#### GIVEN TASK
Every line containing the word "Expression" needs to be found and copied.

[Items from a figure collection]
━━━━━━━━━━━━━━━━━━━━

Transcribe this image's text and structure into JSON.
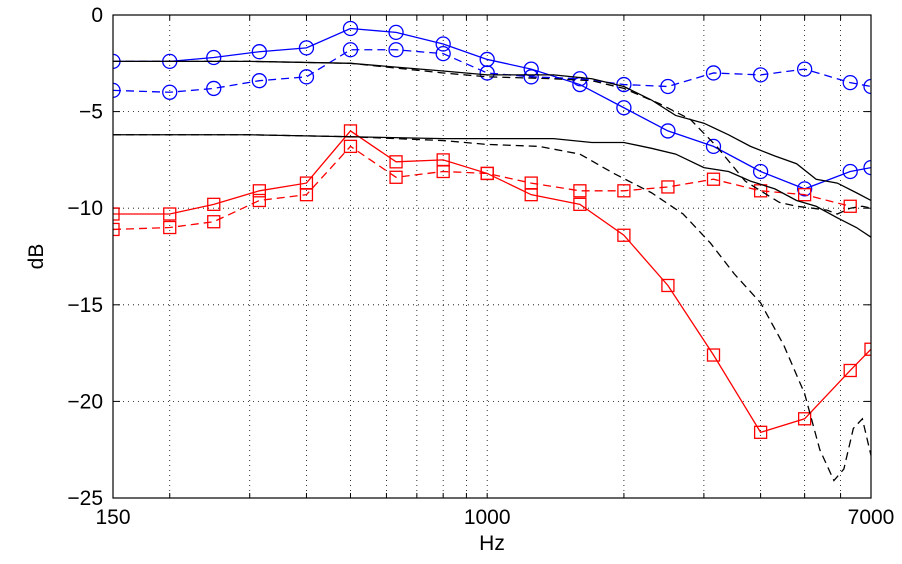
{
  "chart_data": {
    "type": "line",
    "xlabel": "Hz",
    "ylabel": "dB",
    "x_scale": "log",
    "xlim": [
      150,
      7000
    ],
    "ylim": [
      -25,
      0
    ],
    "x_ticks": [
      150,
      1000,
      7000
    ],
    "x_tick_labels": [
      "150",
      "1000",
      "7000"
    ],
    "x_grid": [
      200,
      300,
      400,
      500,
      600,
      700,
      800,
      900,
      1000,
      2000,
      3000,
      4000,
      5000,
      6000,
      7000
    ],
    "y_ticks": [
      0,
      -5,
      -10,
      -15,
      -20,
      -25
    ],
    "y_tick_labels": [
      "0",
      "−5",
      "−10",
      "−15",
      "−20",
      "−25"
    ],
    "grid": true,
    "grid_style": "dotted",
    "series": [
      {
        "color": "#0000ff",
        "dash": "solid",
        "marker": "circle",
        "x": [
          150,
          200,
          250,
          315,
          400,
          500,
          630,
          800,
          1000,
          1250,
          1600,
          2000,
          2500,
          3150,
          4000,
          5000,
          6300,
          7000
        ],
        "y": [
          -2.4,
          -2.4,
          -2.2,
          -1.9,
          -1.7,
          -0.7,
          -0.9,
          -1.5,
          -2.3,
          -2.8,
          -3.6,
          -4.8,
          -6.0,
          -6.8,
          -8.1,
          -9.0,
          -8.1,
          -7.9
        ]
      },
      {
        "color": "#0000ff",
        "dash": "dashed",
        "marker": "circle",
        "x": [
          150,
          200,
          250,
          315,
          400,
          500,
          630,
          800,
          1000,
          1250,
          1600,
          2000,
          2500,
          3150,
          4000,
          5000,
          6300,
          7000
        ],
        "y": [
          -3.9,
          -4.0,
          -3.8,
          -3.4,
          -3.2,
          -1.8,
          -1.8,
          -2.0,
          -3.0,
          -3.2,
          -3.3,
          -3.6,
          -3.7,
          -3.0,
          -3.1,
          -2.8,
          -3.5,
          -3.7
        ]
      },
      {
        "color": "#ff0000",
        "dash": "solid",
        "marker": "square",
        "x": [
          150,
          200,
          250,
          315,
          400,
          500,
          630,
          800,
          1000,
          1250,
          1600,
          2000,
          2500,
          3150,
          4000,
          5000,
          6300,
          7000
        ],
        "y": [
          -10.3,
          -10.3,
          -9.8,
          -9.1,
          -8.7,
          -6.0,
          -7.6,
          -7.5,
          -8.2,
          -9.3,
          -9.8,
          -11.4,
          -14.0,
          -17.6,
          -21.6,
          -20.9,
          -18.4,
          -17.3
        ]
      },
      {
        "color": "#ff0000",
        "dash": "dashed",
        "marker": "square",
        "x": [
          150,
          200,
          250,
          315,
          400,
          500,
          630,
          800,
          1000,
          1250,
          1600,
          2000,
          2500,
          3150,
          4000,
          5000,
          6300
        ],
        "y": [
          -11.1,
          -11.0,
          -10.7,
          -9.6,
          -9.3,
          -6.8,
          -8.4,
          -8.1,
          -8.2,
          -8.7,
          -9.1,
          -9.1,
          -8.9,
          -8.5,
          -9.1,
          -9.3,
          -9.9
        ]
      },
      {
        "color": "#000000",
        "dash": "solid",
        "marker": "none",
        "x": [
          150,
          300,
          500,
          800,
          1000,
          1400,
          1700,
          2000,
          2300,
          2600,
          3000,
          3400,
          3800,
          4300,
          4800,
          5300,
          5900,
          6500,
          7000
        ],
        "y": [
          -2.4,
          -2.4,
          -2.5,
          -2.9,
          -3.1,
          -3.1,
          -3.3,
          -3.7,
          -4.4,
          -5.2,
          -5.6,
          -6.2,
          -6.8,
          -7.3,
          -7.7,
          -8.5,
          -8.7,
          -9.2,
          -9.6
        ]
      },
      {
        "color": "#000000",
        "dash": "solid",
        "marker": "none",
        "x": [
          150,
          300,
          500,
          800,
          1000,
          1400,
          1700,
          2000,
          2300,
          2600,
          3000,
          3400,
          3800,
          4300,
          4800,
          5300,
          5900,
          6500,
          7000
        ],
        "y": [
          -6.2,
          -6.2,
          -6.3,
          -6.4,
          -6.4,
          -6.4,
          -6.6,
          -6.6,
          -6.9,
          -7.2,
          -7.9,
          -8.1,
          -8.6,
          -9.0,
          -9.6,
          -9.9,
          -10.5,
          -11.0,
          -11.5
        ]
      },
      {
        "color": "#000000",
        "dash": "dashed",
        "marker": "none",
        "x": [
          150,
          300,
          500,
          800,
          1000,
          1400,
          1700,
          2000,
          2400,
          2800,
          3200,
          3700,
          4000,
          4400,
          4800,
          5200,
          5600,
          5900,
          6300,
          6700,
          7000
        ],
        "y": [
          -2.4,
          -2.4,
          -2.5,
          -3.0,
          -3.2,
          -3.3,
          -3.4,
          -3.8,
          -4.6,
          -5.4,
          -6.8,
          -8.6,
          -9.1,
          -9.7,
          -9.9,
          -10.0,
          -10.1,
          -10.3,
          -10.0,
          -9.9,
          -10.0
        ]
      },
      {
        "color": "#000000",
        "dash": "dashed",
        "marker": "none",
        "x": [
          150,
          300,
          500,
          800,
          1000,
          1300,
          1600,
          1900,
          2300,
          2700,
          3100,
          3500,
          4000,
          4500,
          5000,
          5400,
          5800,
          6100,
          6400,
          6700,
          7000
        ],
        "y": [
          -6.2,
          -6.2,
          -6.3,
          -6.5,
          -6.7,
          -6.8,
          -7.2,
          -8.2,
          -9.2,
          -10.3,
          -11.8,
          -13.4,
          -14.9,
          -17.1,
          -19.6,
          -22.5,
          -24.1,
          -23.5,
          -21.4,
          -20.9,
          -22.8
        ]
      }
    ]
  }
}
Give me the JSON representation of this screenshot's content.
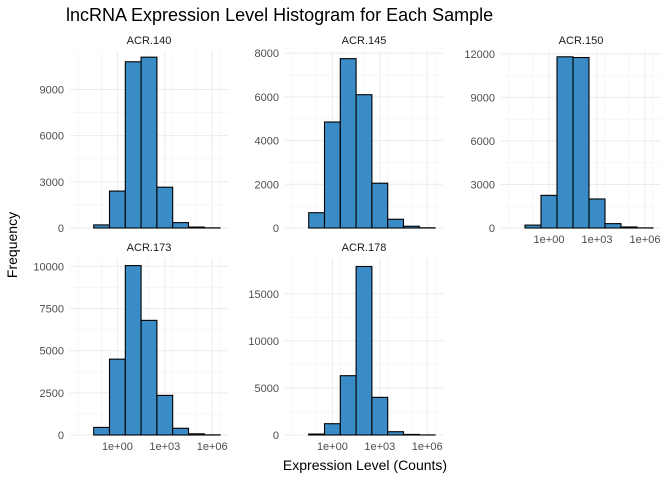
{
  "chart_data": {
    "type": "bar",
    "title": "lncRNA Expression Level Histogram for Each Sample",
    "xlabel": "Expression Level (Counts)",
    "ylabel": "Frequency",
    "x_scale": "log10",
    "x_tick_labels": [
      "1e+00",
      "1e+03",
      "1e+06"
    ],
    "bin_centers_log10": [
      -2,
      -1,
      0,
      1,
      2,
      3,
      4,
      5,
      6
    ],
    "bar_color": "#3A8CC6",
    "bar_edge_color": "#000000",
    "grid": true,
    "panels": [
      {
        "name": "ACR.140",
        "ylim": [
          0,
          11500
        ],
        "yticks": [
          0,
          3000,
          6000,
          9000
        ],
        "y_tick_labels": [
          "0",
          "3000",
          "6000",
          "9000"
        ],
        "values": [
          0,
          200,
          2400,
          10800,
          11100,
          2650,
          350,
          60,
          10
        ]
      },
      {
        "name": "ACR.145",
        "ylim": [
          0,
          8100
        ],
        "yticks": [
          0,
          2000,
          4000,
          6000,
          8000
        ],
        "y_tick_labels": [
          "0",
          "2000",
          "4000",
          "6000",
          "8000"
        ],
        "values": [
          0,
          700,
          4850,
          7750,
          6100,
          2050,
          400,
          80,
          10
        ]
      },
      {
        "name": "ACR.150",
        "ylim": [
          0,
          12200
        ],
        "yticks": [
          0,
          3000,
          6000,
          9000,
          12000
        ],
        "y_tick_labels": [
          "0",
          "3000",
          "6000",
          "9000",
          "12000"
        ],
        "values": [
          0,
          200,
          2250,
          11800,
          11750,
          2000,
          300,
          70,
          10
        ]
      },
      {
        "name": "ACR.173",
        "ylim": [
          0,
          10500
        ],
        "yticks": [
          0,
          2500,
          5000,
          7500,
          10000
        ],
        "y_tick_labels": [
          "0",
          "2500",
          "5000",
          "7500",
          "10000"
        ],
        "values": [
          0,
          450,
          4500,
          10050,
          6800,
          2350,
          400,
          70,
          10
        ]
      },
      {
        "name": "ACR.178",
        "ylim": [
          0,
          18800
        ],
        "yticks": [
          0,
          5000,
          10000,
          15000
        ],
        "y_tick_labels": [
          "0",
          "5000",
          "10000",
          "15000"
        ],
        "values": [
          0,
          100,
          1200,
          6300,
          17900,
          4000,
          350,
          60,
          10
        ]
      }
    ]
  }
}
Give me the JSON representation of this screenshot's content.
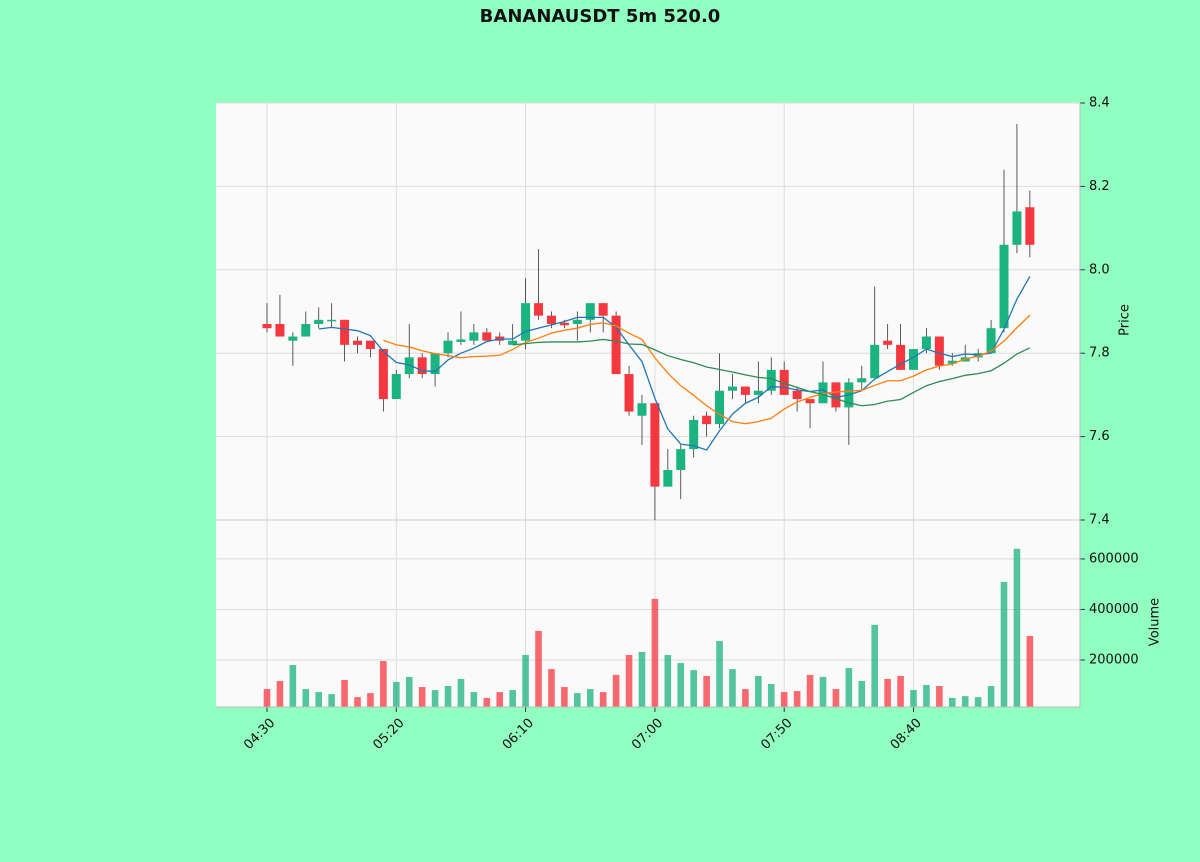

━━━━━━━━━━━━━━━━━━━━

#### EXERCISE RESULT
    "title": "lncRNA Expression Level Histogram for Each Sample",
    "xlabel": "Expression Level (Counts)",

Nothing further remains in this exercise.